*Task prompt*
Gather from the listing below each line that includes the word "name", and copy it.

*Material*
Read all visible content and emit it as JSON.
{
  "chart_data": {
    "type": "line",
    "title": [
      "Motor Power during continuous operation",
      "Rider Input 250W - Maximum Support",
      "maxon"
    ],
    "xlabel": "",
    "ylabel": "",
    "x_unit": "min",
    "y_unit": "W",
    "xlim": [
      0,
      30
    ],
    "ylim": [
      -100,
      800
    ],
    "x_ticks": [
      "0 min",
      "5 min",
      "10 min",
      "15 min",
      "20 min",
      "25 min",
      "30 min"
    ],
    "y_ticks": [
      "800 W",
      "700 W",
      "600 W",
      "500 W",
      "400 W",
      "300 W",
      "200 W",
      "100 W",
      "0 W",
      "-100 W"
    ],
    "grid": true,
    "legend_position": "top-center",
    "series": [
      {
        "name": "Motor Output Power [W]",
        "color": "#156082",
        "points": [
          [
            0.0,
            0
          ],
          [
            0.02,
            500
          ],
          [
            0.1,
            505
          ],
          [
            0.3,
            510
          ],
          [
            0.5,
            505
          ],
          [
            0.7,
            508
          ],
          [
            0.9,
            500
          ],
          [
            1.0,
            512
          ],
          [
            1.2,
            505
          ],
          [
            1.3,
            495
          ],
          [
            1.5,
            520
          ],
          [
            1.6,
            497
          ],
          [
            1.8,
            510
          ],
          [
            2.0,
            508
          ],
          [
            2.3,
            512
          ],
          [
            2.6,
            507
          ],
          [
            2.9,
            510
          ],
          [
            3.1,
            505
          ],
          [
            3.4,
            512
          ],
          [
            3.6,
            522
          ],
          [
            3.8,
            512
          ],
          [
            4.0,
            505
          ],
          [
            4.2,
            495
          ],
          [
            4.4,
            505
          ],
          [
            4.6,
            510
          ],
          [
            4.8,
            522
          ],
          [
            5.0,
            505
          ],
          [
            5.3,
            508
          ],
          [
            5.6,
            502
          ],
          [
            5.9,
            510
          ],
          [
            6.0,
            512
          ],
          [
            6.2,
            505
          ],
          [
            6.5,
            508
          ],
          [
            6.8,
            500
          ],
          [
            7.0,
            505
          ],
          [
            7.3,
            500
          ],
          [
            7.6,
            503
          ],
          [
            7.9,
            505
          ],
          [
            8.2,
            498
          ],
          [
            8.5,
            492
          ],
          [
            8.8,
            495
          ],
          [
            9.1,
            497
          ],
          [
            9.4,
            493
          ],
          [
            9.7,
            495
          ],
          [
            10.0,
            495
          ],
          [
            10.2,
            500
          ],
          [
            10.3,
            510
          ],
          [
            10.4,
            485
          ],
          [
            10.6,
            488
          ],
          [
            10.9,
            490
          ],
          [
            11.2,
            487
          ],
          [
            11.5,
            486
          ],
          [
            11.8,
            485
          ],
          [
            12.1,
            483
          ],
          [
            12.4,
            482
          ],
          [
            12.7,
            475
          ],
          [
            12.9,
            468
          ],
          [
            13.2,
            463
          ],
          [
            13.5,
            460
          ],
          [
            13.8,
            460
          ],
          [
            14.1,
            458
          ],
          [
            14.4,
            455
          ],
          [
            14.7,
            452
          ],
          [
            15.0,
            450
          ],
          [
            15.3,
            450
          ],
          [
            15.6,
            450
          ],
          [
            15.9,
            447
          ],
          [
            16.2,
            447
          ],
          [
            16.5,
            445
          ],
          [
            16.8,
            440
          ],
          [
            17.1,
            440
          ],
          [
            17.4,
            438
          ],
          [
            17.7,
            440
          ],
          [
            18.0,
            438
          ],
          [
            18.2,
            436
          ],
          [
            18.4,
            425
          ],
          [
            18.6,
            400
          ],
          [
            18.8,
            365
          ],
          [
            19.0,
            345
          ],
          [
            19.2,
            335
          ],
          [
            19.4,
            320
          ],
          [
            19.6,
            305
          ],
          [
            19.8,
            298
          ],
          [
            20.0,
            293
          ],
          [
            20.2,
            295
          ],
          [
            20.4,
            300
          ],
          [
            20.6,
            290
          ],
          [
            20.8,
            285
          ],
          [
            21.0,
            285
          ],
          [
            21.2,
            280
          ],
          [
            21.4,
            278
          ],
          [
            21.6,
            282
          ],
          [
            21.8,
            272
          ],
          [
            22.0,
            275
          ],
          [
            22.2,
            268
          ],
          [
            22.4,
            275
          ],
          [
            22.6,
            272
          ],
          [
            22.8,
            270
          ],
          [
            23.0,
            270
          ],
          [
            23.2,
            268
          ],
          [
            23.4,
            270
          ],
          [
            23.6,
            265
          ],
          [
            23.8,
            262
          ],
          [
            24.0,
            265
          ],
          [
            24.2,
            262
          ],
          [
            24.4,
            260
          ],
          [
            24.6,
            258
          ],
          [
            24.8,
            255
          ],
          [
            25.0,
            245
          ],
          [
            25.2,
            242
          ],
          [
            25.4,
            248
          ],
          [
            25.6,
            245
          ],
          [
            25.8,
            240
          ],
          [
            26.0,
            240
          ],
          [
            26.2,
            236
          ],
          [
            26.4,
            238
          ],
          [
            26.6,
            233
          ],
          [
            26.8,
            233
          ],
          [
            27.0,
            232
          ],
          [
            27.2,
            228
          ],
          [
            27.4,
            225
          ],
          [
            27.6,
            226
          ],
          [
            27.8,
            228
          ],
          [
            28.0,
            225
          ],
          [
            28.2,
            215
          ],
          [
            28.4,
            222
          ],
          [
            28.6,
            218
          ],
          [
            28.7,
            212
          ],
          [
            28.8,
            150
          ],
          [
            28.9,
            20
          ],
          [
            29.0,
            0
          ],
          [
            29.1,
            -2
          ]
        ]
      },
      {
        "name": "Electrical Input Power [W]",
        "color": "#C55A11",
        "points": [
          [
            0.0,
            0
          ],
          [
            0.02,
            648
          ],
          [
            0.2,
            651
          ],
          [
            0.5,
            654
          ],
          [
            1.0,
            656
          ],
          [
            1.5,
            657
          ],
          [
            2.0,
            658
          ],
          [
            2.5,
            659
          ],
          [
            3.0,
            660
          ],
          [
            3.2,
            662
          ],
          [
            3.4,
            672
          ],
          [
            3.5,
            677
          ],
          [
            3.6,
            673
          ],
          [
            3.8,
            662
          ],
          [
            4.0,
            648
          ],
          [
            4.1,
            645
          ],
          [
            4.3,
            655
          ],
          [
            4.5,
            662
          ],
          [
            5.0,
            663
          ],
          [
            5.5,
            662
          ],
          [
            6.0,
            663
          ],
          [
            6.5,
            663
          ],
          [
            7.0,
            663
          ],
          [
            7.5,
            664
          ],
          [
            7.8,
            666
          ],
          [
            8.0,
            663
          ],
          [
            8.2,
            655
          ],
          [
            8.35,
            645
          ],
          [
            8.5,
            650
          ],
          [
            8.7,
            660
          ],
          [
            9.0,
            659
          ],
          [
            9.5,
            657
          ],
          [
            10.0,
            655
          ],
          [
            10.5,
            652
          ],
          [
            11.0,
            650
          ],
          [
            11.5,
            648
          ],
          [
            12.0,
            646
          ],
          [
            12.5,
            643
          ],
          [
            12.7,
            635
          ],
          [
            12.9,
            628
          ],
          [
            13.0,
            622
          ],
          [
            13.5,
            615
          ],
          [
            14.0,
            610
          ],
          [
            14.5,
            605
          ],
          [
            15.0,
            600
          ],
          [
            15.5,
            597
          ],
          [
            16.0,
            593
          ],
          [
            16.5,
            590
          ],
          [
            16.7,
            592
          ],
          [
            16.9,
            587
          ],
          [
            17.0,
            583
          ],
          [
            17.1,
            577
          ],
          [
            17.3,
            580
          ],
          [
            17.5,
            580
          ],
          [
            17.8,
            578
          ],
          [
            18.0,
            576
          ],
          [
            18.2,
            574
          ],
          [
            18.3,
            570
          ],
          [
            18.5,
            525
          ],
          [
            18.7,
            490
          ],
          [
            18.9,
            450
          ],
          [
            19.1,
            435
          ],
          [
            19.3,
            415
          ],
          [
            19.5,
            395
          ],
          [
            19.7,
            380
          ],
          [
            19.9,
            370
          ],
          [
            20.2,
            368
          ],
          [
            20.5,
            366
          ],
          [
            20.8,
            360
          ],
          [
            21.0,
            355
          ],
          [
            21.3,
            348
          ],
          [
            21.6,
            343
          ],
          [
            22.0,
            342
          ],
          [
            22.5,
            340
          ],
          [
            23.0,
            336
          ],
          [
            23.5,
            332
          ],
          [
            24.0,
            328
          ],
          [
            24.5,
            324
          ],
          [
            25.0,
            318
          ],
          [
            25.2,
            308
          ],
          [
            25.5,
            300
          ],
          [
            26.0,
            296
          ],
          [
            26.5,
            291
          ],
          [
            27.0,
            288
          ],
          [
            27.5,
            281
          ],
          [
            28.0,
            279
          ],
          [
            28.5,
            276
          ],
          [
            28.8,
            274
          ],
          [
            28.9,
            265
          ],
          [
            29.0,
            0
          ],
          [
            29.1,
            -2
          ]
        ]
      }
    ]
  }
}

*Reply to the task*
        "name": "Motor Output Power [W]",
        "name": "Electrical Input Power [W]",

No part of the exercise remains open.